━━━━━ Raw records ━━━━━
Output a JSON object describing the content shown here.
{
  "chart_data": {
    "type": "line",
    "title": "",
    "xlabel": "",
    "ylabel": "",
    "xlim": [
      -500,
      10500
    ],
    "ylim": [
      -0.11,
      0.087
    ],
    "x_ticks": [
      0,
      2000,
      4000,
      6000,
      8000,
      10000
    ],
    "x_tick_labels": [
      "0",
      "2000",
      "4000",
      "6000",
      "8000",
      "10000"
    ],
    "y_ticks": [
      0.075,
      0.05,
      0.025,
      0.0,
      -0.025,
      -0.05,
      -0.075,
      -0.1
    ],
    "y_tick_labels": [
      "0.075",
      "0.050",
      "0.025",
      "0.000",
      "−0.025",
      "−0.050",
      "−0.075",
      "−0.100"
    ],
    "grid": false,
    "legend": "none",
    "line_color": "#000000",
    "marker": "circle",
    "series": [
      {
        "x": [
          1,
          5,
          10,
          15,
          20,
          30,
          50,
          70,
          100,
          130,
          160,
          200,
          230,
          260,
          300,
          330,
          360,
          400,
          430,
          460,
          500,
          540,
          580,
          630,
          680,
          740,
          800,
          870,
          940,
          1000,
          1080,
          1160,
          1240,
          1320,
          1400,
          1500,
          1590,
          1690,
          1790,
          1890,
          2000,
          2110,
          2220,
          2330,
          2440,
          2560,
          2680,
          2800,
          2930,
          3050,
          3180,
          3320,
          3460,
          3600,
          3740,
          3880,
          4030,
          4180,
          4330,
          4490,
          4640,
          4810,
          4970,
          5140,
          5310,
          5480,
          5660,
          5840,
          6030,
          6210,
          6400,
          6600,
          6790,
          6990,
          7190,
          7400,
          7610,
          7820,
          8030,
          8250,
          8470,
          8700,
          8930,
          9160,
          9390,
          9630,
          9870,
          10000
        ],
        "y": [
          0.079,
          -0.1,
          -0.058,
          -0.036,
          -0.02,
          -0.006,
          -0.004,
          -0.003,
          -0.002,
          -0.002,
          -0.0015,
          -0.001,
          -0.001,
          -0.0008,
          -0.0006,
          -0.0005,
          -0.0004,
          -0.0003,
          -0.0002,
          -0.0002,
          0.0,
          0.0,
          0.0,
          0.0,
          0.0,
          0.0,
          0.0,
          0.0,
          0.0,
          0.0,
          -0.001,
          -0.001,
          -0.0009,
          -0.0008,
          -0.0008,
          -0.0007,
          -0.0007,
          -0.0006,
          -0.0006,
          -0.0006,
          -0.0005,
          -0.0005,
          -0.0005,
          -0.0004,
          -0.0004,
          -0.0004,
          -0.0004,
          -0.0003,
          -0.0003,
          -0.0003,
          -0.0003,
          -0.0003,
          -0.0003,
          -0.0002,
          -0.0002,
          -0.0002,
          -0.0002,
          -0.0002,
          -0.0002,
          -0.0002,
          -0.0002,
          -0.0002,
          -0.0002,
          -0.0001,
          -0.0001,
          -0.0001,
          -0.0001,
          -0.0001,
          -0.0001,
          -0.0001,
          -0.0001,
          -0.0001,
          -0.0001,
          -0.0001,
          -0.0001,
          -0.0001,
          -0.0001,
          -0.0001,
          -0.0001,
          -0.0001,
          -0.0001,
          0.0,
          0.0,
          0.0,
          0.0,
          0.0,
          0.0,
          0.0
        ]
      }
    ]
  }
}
━━━━━
§ **Your goal**: Please output the complete data exactly.

§ **Final result**:
Output a JSON object describing the content shown here.
{
  "chart_data": {
    "type": "line",
    "title": "",
    "xlabel": "",
    "ylabel": "",
    "xlim": [
      -500,
      10500
    ],
    "ylim": [
      -0.11,
      0.087
    ],
    "x_ticks": [
      0,
      2000,
      4000,
      6000,
      8000,
      10000
    ],
    "x_tick_labels": [
      "0",
      "2000",
      "4000",
      "6000",
      "8000",
      "10000"
    ],
    "y_ticks": [
      0.075,
      0.05,
      0.025,
      0.0,
      -0.025,
      -0.05,
      -0.075,
      -0.1
    ],
    "y_tick_labels": [
      "0.075",
      "0.050",
      "0.025",
      "0.000",
      "−0.025",
      "−0.050",
      "−0.075",
      "−0.100"
    ],
    "grid": false,
    "legend": "none",
    "line_color": "#000000",
    "marker": "circle",
    "series": [
      {
        "x": [
          1,
          5,
          10,
          15,
          20,
          30,
          50,
          70,
          100,
          130,
          160,
          200,
          230,
          260,
          300,
          330,
          360,
          400,
          430,
          460,
          500,
          540,
          580,
          630,
          680,
          740,
          800,
          870,
          940,
          1000,
          1080,
          1160,
          1240,
          1320,
          1400,
          1500,
          1590,
          1690,
          1790,
          1890,
          2000,
          2110,
          2220,
          2330,
          2440,
          2560,
          2680,
          2800,
          2930,
          3050,
          3180,
          3320,
          3460,
          3600,
          3740,
          3880,
          4030,
          4180,
          4330,
          4490,
          4640,
          4810,
          4970,
          5140,
          5310,
          5480,
          5660,
          5840,
          6030,
          6210,
          6400,
          6600,
          6790,
          6990,
          7190,
          7400,
          7610,
          7820,
          8030,
          8250,
          8470,
          8700,
          8930,
          9160,
          9390,
          9630,
          9870,
          10000
        ],
        "y": [
          0.079,
          -0.1,
          -0.058,
          -0.036,
          -0.02,
          -0.006,
          -0.004,
          -0.003,
          -0.002,
          -0.002,
          -0.0015,
          -0.001,
          -0.001,
          -0.0008,
          -0.0006,
          -0.0005,
          -0.0004,
          -0.0003,
          -0.0002,
          -0.0002,
          0.0,
          0.0,
          0.0,
          0.0,
          0.0,
          0.0,
          0.0,
          0.0,
          0.0,
          0.0,
          -0.001,
          -0.001,
          -0.0009,
          -0.0008,
          -0.0008,
          -0.0007,
          -0.0007,
          -0.0006,
          -0.0006,
          -0.0006,
          -0.0005,
          -0.0005,
          -0.0005,
          -0.0004,
          -0.0004,
          -0.0004,
          -0.0004,
          -0.0003,
          -0.0003,
          -0.0003,
          -0.0003,
          -0.0003,
          -0.0003,
          -0.0002,
          -0.0002,
          -0.0002,
          -0.0002,
          -0.0002,
          -0.0002,
          -0.0002,
          -0.0002,
          -0.0002,
          -0.0002,
          -0.0001,
          -0.0001,
          -0.0001,
          -0.0001,
          -0.0001,
          -0.0001,
          -0.0001,
          -0.0001,
          -0.0001,
          -0.0001,
          -0.0001,
          -0.0001,
          -0.0001,
          -0.0001,
          -0.0001,
          -0.0001,
          -0.0001,
          -0.0001,
          0.0,
          0.0,
          0.0,
          0.0,
          0.0,
          0.0,
          0.0
        ]
      }
    ]
  }
}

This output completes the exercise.